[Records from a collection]
──────
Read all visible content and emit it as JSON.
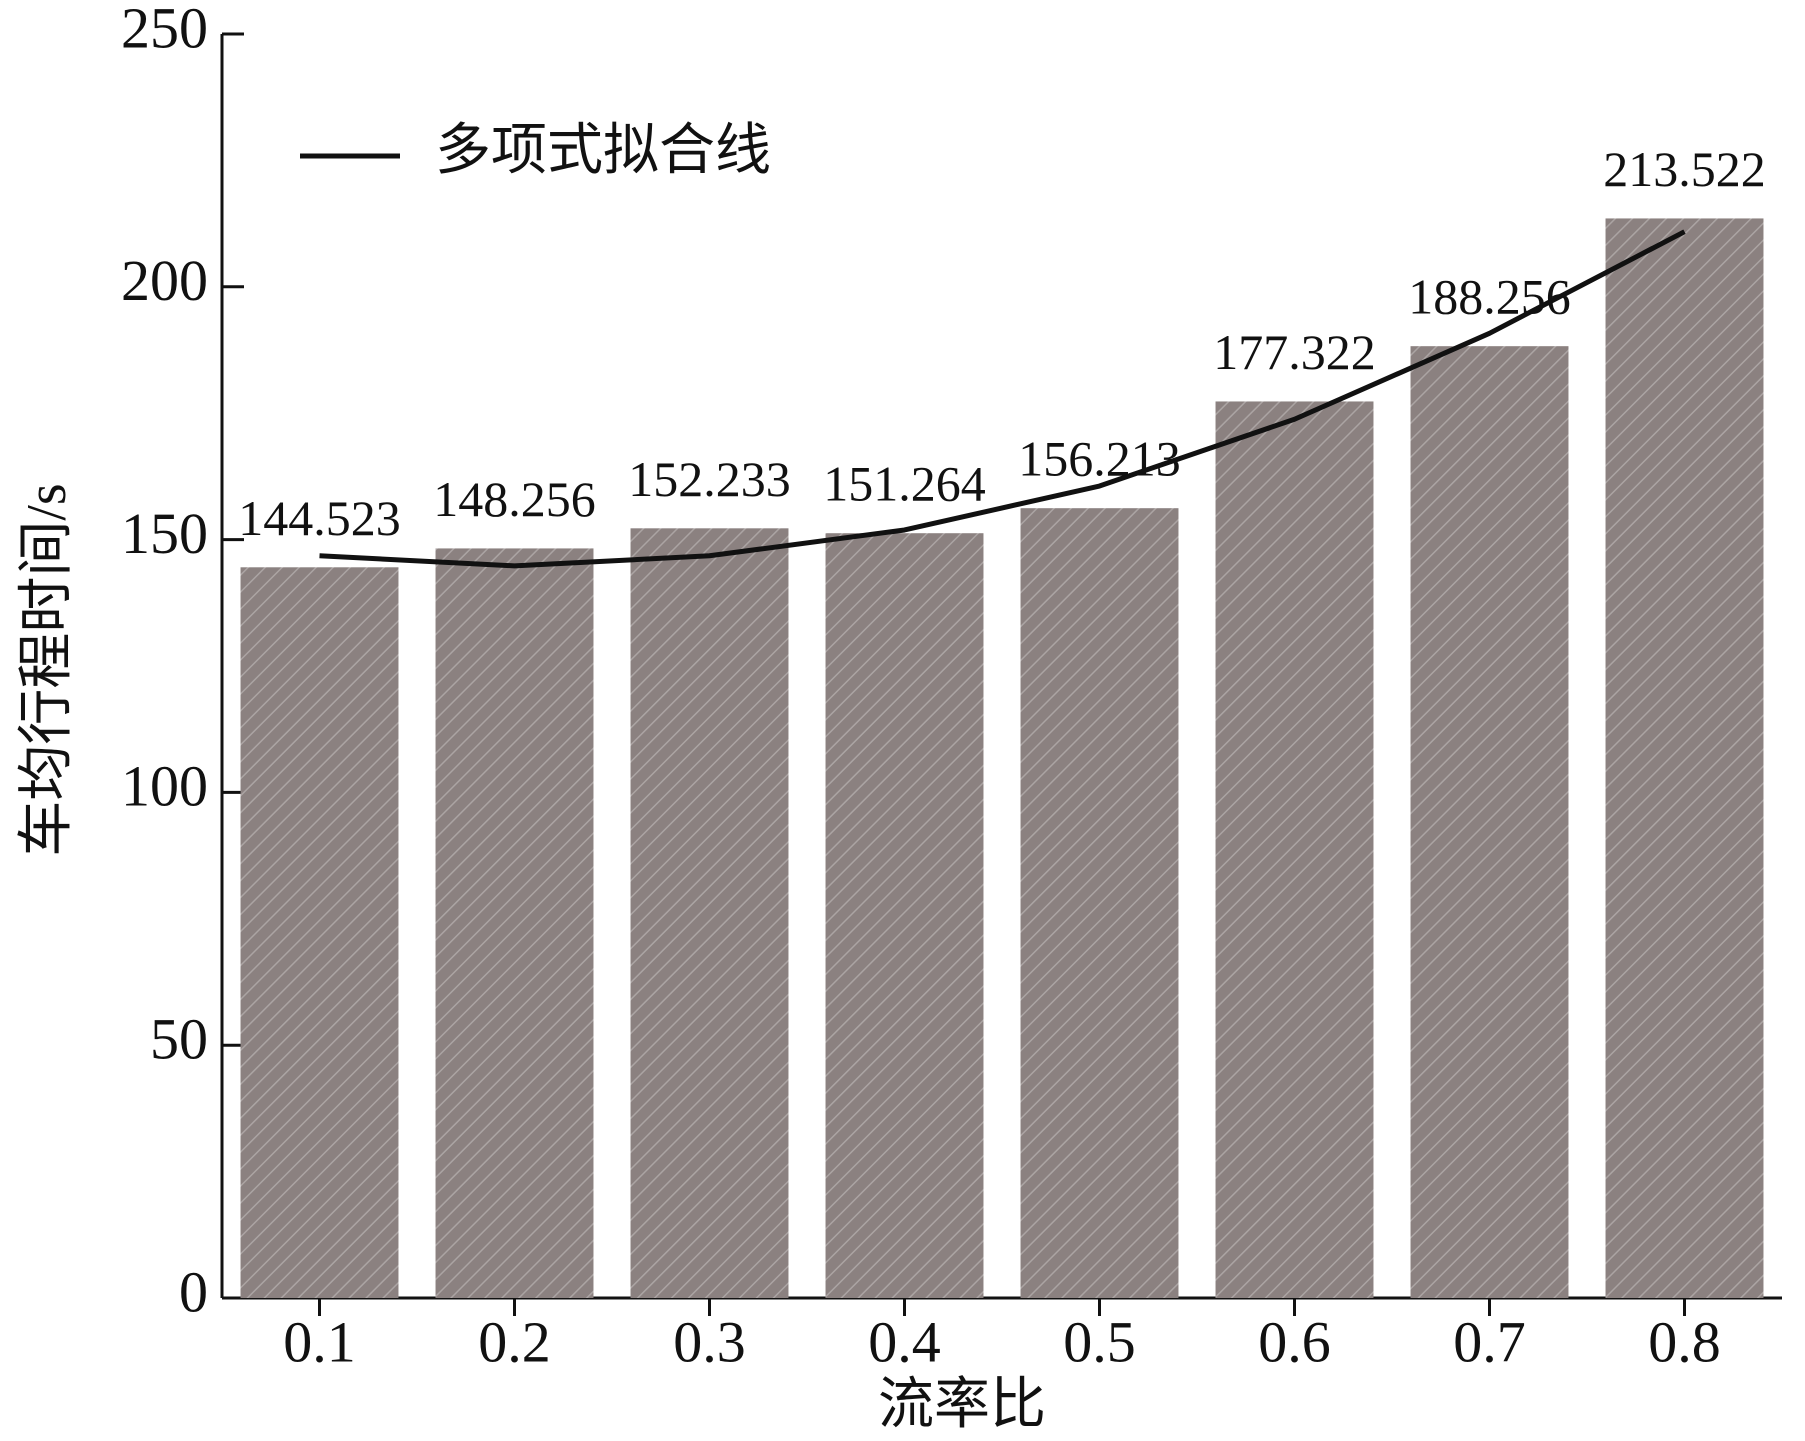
{
  "chart_data": {
    "type": "bar",
    "x_label": "流率比",
    "y_label": "车均行程时间/s",
    "categories": [
      "0.1",
      "0.2",
      "0.3",
      "0.4",
      "0.5",
      "0.6",
      "0.7",
      "0.8"
    ],
    "values": [
      144.523,
      148.256,
      152.233,
      151.264,
      156.213,
      177.322,
      188.256,
      213.522
    ],
    "color": "#8b8180",
    "fit_line": {
      "name": "多项式拟合线",
      "color": "#111111",
      "values": [
        146.8,
        144.8,
        146.8,
        151.9,
        160.6,
        173.8,
        190.8,
        210.9
      ]
    },
    "ylim": [
      0,
      250
    ],
    "yticks": [
      0,
      50,
      100,
      150,
      200,
      250
    ],
    "legend": "upper left"
  }
}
──────
**Work to complete**
Restate the data above word for word. Do not include the images.

**Solution**
Read all visible content and emit it as JSON.
{
  "chart_data": {
    "type": "bar",
    "x_label": "流率比",
    "y_label": "车均行程时间/s",
    "categories": [
      "0.1",
      "0.2",
      "0.3",
      "0.4",
      "0.5",
      "0.6",
      "0.7",
      "0.8"
    ],
    "values": [
      144.523,
      148.256,
      152.233,
      151.264,
      156.213,
      177.322,
      188.256,
      213.522
    ],
    "color": "#8b8180",
    "fit_line": {
      "name": "多项式拟合线",
      "color": "#111111",
      "values": [
        146.8,
        144.8,
        146.8,
        151.9,
        160.6,
        173.8,
        190.8,
        210.9
      ]
    },
    "ylim": [
      0,
      250
    ],
    "yticks": [
      0,
      50,
      100,
      150,
      200,
      250
    ],
    "legend": "upper left"
  }
}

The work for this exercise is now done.